▶ _WHAT IS ASKED_
Please give the listing again, word for word, with nothing left out.

--- SOURCE RECORDS ---

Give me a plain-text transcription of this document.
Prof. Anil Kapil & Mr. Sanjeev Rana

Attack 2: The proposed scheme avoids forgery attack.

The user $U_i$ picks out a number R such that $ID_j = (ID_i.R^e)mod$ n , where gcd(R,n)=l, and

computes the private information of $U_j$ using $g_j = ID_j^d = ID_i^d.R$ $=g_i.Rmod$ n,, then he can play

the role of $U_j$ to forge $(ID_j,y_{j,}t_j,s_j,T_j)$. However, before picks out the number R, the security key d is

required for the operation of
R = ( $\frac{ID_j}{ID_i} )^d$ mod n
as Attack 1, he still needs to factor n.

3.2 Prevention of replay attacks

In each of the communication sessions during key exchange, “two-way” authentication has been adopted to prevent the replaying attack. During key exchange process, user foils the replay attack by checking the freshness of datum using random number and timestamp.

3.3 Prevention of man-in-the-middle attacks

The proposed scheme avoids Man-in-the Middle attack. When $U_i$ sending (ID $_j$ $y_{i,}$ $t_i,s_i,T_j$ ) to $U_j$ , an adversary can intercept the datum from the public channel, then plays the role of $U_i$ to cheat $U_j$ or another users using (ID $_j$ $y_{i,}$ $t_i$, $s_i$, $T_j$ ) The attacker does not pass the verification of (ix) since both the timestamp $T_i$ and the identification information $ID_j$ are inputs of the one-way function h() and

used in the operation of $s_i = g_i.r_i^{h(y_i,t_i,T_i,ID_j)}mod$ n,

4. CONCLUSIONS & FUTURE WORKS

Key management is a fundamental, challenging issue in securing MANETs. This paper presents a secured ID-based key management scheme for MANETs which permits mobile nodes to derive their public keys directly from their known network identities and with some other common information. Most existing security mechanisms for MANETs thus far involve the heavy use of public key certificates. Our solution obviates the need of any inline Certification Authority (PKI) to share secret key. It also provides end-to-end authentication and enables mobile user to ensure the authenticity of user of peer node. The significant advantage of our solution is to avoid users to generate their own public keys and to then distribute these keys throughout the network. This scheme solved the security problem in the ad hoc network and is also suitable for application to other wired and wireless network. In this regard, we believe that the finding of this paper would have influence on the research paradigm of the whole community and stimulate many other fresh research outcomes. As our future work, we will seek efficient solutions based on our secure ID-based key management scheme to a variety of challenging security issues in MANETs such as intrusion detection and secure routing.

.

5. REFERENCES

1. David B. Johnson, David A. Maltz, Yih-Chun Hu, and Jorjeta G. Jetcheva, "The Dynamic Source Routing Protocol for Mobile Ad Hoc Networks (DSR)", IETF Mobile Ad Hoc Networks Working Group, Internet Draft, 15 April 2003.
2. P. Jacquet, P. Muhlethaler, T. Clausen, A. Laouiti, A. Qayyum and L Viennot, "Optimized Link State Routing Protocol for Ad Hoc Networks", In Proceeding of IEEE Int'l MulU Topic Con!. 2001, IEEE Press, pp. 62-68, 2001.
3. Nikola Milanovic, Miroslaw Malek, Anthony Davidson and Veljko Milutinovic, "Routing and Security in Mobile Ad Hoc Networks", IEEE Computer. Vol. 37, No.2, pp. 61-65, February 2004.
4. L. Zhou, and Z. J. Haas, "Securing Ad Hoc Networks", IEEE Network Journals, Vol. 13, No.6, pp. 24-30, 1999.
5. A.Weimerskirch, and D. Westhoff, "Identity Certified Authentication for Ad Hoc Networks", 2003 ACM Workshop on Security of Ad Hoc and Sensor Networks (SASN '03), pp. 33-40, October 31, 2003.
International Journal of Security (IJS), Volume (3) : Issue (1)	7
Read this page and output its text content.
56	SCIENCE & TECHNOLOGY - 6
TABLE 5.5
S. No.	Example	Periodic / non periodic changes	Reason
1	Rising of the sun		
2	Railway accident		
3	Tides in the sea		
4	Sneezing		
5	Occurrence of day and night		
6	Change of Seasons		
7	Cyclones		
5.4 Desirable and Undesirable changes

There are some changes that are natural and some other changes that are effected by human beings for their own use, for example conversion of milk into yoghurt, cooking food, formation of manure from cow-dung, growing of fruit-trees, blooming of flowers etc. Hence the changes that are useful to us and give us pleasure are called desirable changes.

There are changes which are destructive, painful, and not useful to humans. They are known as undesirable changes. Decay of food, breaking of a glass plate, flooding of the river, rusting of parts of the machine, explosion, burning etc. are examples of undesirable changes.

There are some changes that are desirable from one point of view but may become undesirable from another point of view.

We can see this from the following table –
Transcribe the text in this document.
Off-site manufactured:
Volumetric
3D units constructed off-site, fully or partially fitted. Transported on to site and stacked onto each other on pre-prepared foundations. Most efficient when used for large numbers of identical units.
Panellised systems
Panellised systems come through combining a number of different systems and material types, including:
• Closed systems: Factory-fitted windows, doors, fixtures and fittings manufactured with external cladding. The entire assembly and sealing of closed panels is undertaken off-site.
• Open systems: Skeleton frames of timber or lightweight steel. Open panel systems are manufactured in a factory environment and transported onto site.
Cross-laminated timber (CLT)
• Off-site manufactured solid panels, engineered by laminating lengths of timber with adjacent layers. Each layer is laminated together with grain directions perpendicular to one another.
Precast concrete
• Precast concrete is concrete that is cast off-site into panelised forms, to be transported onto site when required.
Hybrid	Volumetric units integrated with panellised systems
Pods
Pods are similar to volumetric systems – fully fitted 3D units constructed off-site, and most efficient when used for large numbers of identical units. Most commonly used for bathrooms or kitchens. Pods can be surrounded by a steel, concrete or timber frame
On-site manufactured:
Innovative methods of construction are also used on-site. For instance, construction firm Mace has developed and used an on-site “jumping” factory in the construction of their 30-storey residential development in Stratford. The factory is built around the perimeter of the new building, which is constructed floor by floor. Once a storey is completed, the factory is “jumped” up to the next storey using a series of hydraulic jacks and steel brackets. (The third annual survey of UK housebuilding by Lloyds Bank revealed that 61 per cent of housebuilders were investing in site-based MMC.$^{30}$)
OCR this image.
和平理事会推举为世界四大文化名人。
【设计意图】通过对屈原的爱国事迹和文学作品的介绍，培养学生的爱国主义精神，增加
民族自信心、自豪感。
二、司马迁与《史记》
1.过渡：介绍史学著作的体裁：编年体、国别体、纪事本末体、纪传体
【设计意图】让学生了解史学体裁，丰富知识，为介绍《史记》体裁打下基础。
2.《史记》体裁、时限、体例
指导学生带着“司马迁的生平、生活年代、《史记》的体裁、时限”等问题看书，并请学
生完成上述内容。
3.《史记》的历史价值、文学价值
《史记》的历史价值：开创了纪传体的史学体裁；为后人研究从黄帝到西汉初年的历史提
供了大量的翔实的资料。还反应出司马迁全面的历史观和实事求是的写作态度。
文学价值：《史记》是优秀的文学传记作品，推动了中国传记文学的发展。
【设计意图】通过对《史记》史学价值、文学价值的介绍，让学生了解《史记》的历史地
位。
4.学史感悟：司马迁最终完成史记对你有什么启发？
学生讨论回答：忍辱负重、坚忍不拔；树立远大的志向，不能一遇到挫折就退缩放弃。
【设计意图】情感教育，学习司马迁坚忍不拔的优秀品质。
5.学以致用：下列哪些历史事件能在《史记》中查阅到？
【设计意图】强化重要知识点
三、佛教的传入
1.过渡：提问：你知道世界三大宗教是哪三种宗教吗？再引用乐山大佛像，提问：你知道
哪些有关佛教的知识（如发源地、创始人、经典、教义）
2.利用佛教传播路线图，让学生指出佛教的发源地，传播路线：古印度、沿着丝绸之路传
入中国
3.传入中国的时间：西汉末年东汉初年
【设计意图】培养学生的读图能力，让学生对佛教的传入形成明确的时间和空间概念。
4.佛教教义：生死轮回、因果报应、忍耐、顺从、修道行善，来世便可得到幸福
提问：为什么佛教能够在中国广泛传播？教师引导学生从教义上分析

---

▶ _FINAL ANSWER_
Give me a plain-text transcription of this document.
Prof. Anil Kapil & Mr. Sanjeev Rana

Attack 2: The proposed scheme avoids forgery attack.

The user $U_i$ picks out a number R such that $ID_j = (ID_i.R^e)mod$ n , where gcd(R,n)=l, and

computes the private information of $U_j$ using $g_j = ID_j^d = ID_i^d.R$ $=g_i.Rmod$ n,, then he can play

the role of $U_j$ to forge $(ID_j,y_{j,}t_j,s_j,T_j)$. However, before picks out the number R, the security key d is

required for the operation of
R = ( $\frac{ID_j}{ID_i} )^d$ mod n
as Attack 1, he still needs to factor n.

3.2 Prevention of replay attacks

In each of the communication sessions during key exchange, “two-way” authentication has been adopted to prevent the replaying attack. During key exchange process, user foils the replay attack by checking the freshness of datum using random number and timestamp.

3.3 Prevention of man-in-the-middle attacks

The proposed scheme avoids Man-in-the Middle attack. When $U_i$ sending (ID $_j$ $y_{i,}$ $t_i,s_i,T_j$ ) to $U_j$ , an adversary can intercept the datum from the public channel, then plays the role of $U_i$ to cheat $U_j$ or another users using (ID $_j$ $y_{i,}$ $t_i$, $s_i$, $T_j$ ) The attacker does not pass the verification of (ix) since both the timestamp $T_i$ and the identification information $ID_j$ are inputs of the one-way function h() and

used in the operation of $s_i = g_i.r_i^{h(y_i,t_i,T_i,ID_j)}mod$ n,

4. CONCLUSIONS & FUTURE WORKS

Key management is a fundamental, challenging issue in securing MANETs. This paper presents a secured ID-based key management scheme for MANETs which permits mobile nodes to derive their public keys directly from their known network identities and with some other common information. Most existing security mechanisms for MANETs thus far involve the heavy use of public key certificates. Our solution obviates the need of any inline Certification Authority (PKI) to share secret key. It also provides end-to-end authentication and enables mobile user to ensure the authenticity of user of peer node. The significant advantage of our solution is to avoid users to generate their own public keys and to then distribute these keys throughout the network. This scheme solved the security problem in the ad hoc network and is also suitable for application to other wired and wireless network. In this regard, we believe that the finding of this paper would have influence on the research paradigm of the whole community and stimulate many other fresh research outcomes. As our future work, we will seek efficient solutions based on our secure ID-based key management scheme to a variety of challenging security issues in MANETs such as intrusion detection and secure routing.

.

5. REFERENCES

1. David B. Johnson, David A. Maltz, Yih-Chun Hu, and Jorjeta G. Jetcheva, "The Dynamic Source Routing Protocol for Mobile Ad Hoc Networks (DSR)", IETF Mobile Ad Hoc Networks Working Group, Internet Draft, 15 April 2003.
2. P. Jacquet, P. Muhlethaler, T. Clausen, A. Laouiti, A. Qayyum and L Viennot, "Optimized Link State Routing Protocol for Ad Hoc Networks", In Proceeding of IEEE Int'l MulU Topic Con!. 2001, IEEE Press, pp. 62-68, 2001.
3. Nikola Milanovic, Miroslaw Malek, Anthony Davidson and Veljko Milutinovic, "Routing and Security in Mobile Ad Hoc Networks", IEEE Computer. Vol. 37, No.2, pp. 61-65, February 2004.
4. L. Zhou, and Z. J. Haas, "Securing Ad Hoc Networks", IEEE Network Journals, Vol. 13, No.6, pp. 24-30, 1999.
5. A.Weimerskirch, and D. Westhoff, "Identity Certified Authentication for Ad Hoc Networks", 2003 ACM Workshop on Security of Ad Hoc and Sensor Networks (SASN '03), pp. 33-40, October 31, 2003.
International Journal of Security (IJS), Volume (3) : Issue (1)	7
Read this page and output its text content.
56	SCIENCE & TECHNOLOGY - 6
TABLE 5.5
S. No.	Example	Periodic / non periodic changes	Reason
1	Rising of the sun		
2	Railway accident		
3	Tides in the sea		
4	Sneezing		
5	Occurrence of day and night		
6	Change of Seasons		
7	Cyclones		
5.4 Desirable and Undesirable changes

There are some changes that are natural and some other changes that are effected by human beings for their own use, for example conversion of milk into yoghurt, cooking food, formation of manure from cow-dung, growing of fruit-trees, blooming of flowers etc. Hence the changes that are useful to us and give us pleasure are called desirable changes.

There are changes which are destructive, painful, and not useful to humans. They are known as undesirable changes. Decay of food, breaking of a glass plate, flooding of the river, rusting of parts of the machine, explosion, burning etc. are examples of undesirable changes.

There are some changes that are desirable from one point of view but may become undesirable from another point of view.

We can see this from the following table –
Transcribe the text in this document.
Off-site manufactured:
Volumetric
3D units constructed off-site, fully or partially fitted. Transported on to site and stacked onto each other on pre-prepared foundations. Most efficient when used for large numbers of identical units.
Panellised systems
Panellised systems come through combining a number of different systems and material types, including:
• Closed systems: Factory-fitted windows, doors, fixtures and fittings manufactured with external cladding. The entire assembly and sealing of closed panels is undertaken off-site.
• Open systems: Skeleton frames of timber or lightweight steel. Open panel systems are manufactured in a factory environment and transported onto site.
Cross-laminated timber (CLT)
• Off-site manufactured solid panels, engineered by laminating lengths of timber with adjacent layers. Each layer is laminated together with grain directions perpendicular to one another.
Precast concrete
• Precast concrete is concrete that is cast off-site into panelised forms, to be transported onto site when required.
Hybrid	Volumetric units integrated with panellised systems
Pods
Pods are similar to volumetric systems – fully fitted 3D units constructed off-site, and most efficient when used for large numbers of identical units. Most commonly used for bathrooms or kitchens. Pods can be surrounded by a steel, concrete or timber frame
On-site manufactured:
Innovative methods of construction are also used on-site. For instance, construction firm Mace has developed and used an on-site “jumping” factory in the construction of their 30-storey residential development in Stratford. The factory is built around the perimeter of the new building, which is constructed floor by floor. Once a storey is completed, the factory is “jumped” up to the next storey using a series of hydraulic jacks and steel brackets. (The third annual survey of UK housebuilding by Lloyds Bank revealed that 61 per cent of housebuilders were investing in site-based MMC.$^{30}$)
OCR this image.
和平理事会推举为世界四大文化名人。
【设计意图】通过对屈原的爱国事迹和文学作品的介绍，培养学生的爱国主义精神，增加
民族自信心、自豪感。
二、司马迁与《史记》
1.过渡：介绍史学著作的体裁：编年体、国别体、纪事本末体、纪传体
【设计意图】让学生了解史学体裁，丰富知识，为介绍《史记》体裁打下基础。
2.《史记》体裁、时限、体例
指导学生带着“司马迁的生平、生活年代、《史记》的体裁、时限”等问题看书，并请学
生完成上述内容。
3.《史记》的历史价值、文学价值
《史记》的历史价值：开创了纪传体的史学体裁；为后人研究从黄帝到西汉初年的历史提
供了大量的翔实的资料。还反应出司马迁全面的历史观和实事求是的写作态度。
文学价值：《史记》是优秀的文学传记作品，推动了中国传记文学的发展。
【设计意图】通过对《史记》史学价值、文学价值的介绍，让学生了解《史记》的历史地
位。
4.学史感悟：司马迁最终完成史记对你有什么启发？
学生讨论回答：忍辱负重、坚忍不拔；树立远大的志向，不能一遇到挫折就退缩放弃。
【设计意图】情感教育，学习司马迁坚忍不拔的优秀品质。
5.学以致用：下列哪些历史事件能在《史记》中查阅到？
【设计意图】强化重要知识点
三、佛教的传入
1.过渡：提问：你知道世界三大宗教是哪三种宗教吗？再引用乐山大佛像，提问：你知道
哪些有关佛教的知识（如发源地、创始人、经典、教义）
2.利用佛教传播路线图，让学生指出佛教的发源地，传播路线：古印度、沿着丝绸之路传
入中国
3.传入中国的时间：西汉末年东汉初年
【设计意图】培养学生的读图能力，让学生对佛教的传入形成明确的时间和空间概念。
4.佛教教义：生死轮回、因果报应、忍耐、顺从、修道行善，来世便可得到幸福
提问：为什么佛教能够在中国广泛传播？教师引导学生从教义上分析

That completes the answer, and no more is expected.